### AIM OF THE TASK
What lines of the data hold the string "series"? Copy them all.

### Structured page parsing data
------------------------------------------------

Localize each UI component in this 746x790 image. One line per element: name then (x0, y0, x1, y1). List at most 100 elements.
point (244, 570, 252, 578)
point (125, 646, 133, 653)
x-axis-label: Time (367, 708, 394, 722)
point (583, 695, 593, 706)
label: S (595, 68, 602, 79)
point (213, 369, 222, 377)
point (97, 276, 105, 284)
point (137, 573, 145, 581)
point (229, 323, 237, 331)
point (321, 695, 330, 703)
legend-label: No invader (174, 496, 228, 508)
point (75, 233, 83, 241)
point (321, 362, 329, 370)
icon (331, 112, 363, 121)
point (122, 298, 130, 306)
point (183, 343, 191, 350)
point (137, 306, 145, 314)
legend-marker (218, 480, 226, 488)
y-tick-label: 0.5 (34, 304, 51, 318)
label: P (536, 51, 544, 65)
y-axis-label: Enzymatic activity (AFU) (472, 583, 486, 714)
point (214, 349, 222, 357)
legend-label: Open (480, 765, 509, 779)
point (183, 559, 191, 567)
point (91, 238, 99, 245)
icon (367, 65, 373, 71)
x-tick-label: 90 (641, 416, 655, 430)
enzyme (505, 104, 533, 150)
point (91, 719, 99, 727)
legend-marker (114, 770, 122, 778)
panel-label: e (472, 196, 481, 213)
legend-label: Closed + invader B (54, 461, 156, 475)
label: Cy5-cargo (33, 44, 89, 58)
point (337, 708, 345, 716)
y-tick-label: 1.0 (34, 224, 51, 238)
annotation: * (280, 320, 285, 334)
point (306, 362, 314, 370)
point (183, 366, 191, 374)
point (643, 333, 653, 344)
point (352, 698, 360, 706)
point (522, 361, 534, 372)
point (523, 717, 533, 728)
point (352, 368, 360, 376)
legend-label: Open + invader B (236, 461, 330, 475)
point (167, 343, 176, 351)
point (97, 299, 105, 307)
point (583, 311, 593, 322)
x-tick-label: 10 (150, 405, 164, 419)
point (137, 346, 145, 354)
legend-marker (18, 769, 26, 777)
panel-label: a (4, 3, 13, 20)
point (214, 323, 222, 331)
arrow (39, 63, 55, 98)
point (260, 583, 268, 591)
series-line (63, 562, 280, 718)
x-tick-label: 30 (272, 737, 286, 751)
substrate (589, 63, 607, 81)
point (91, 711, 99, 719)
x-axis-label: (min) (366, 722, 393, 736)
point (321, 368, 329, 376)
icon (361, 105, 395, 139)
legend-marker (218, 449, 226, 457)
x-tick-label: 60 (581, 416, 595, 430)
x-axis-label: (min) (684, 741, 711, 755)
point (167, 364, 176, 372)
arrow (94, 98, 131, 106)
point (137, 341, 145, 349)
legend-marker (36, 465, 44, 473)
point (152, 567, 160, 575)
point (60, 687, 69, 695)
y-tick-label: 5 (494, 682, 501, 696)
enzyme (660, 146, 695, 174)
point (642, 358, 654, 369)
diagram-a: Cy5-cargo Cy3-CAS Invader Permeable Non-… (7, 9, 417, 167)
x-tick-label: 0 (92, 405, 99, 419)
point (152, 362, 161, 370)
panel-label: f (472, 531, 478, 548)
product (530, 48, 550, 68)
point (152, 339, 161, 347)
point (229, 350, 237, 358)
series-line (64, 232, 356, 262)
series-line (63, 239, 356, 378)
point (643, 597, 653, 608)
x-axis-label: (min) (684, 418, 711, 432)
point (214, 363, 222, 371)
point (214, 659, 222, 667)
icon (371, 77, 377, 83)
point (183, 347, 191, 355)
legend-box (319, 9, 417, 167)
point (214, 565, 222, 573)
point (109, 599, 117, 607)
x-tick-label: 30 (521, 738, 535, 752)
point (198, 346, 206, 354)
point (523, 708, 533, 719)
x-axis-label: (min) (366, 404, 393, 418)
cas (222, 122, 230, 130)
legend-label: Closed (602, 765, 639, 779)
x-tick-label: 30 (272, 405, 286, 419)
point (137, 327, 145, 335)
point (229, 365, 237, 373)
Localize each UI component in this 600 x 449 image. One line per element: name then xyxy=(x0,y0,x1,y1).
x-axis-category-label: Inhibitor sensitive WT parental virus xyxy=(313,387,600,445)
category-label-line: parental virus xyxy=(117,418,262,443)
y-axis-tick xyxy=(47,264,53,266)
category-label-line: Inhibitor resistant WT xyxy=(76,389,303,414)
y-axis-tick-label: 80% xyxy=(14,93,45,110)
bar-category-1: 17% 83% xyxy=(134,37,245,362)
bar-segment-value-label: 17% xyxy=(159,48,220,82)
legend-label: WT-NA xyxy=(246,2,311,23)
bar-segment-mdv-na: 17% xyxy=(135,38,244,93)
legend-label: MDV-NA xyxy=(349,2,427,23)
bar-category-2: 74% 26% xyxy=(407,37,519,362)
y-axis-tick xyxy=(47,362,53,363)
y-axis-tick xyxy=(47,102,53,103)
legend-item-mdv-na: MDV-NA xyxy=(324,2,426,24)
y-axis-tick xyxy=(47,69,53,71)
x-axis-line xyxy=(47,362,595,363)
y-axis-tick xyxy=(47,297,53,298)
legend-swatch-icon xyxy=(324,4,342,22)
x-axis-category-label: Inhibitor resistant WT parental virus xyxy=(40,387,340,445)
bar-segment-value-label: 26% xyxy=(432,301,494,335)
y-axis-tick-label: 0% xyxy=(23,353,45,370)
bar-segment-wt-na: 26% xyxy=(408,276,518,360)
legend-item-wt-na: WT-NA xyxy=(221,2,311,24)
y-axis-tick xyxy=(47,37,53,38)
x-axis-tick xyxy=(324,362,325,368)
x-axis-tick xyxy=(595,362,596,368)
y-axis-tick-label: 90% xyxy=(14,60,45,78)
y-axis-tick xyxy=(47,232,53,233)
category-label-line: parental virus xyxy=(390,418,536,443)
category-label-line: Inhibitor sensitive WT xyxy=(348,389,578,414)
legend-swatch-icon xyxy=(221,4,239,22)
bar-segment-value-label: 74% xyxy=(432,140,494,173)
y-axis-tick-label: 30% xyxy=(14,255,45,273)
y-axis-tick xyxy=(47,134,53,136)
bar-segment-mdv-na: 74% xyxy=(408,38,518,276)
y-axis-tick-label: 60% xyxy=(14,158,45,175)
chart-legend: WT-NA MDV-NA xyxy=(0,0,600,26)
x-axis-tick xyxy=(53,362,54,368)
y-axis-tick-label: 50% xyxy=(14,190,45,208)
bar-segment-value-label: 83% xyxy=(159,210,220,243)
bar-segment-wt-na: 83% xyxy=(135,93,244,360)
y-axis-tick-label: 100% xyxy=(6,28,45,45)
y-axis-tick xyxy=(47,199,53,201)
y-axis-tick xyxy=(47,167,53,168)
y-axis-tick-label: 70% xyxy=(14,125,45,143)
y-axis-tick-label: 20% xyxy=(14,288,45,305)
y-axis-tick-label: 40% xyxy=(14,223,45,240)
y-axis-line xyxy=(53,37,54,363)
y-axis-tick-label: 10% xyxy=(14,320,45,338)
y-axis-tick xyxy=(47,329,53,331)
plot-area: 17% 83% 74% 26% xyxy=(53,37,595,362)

------------------------------------------------

### TASK ANSWER
series-line (63, 562, 280, 718)
series-line (64, 232, 356, 262)
series-line (63, 239, 356, 378)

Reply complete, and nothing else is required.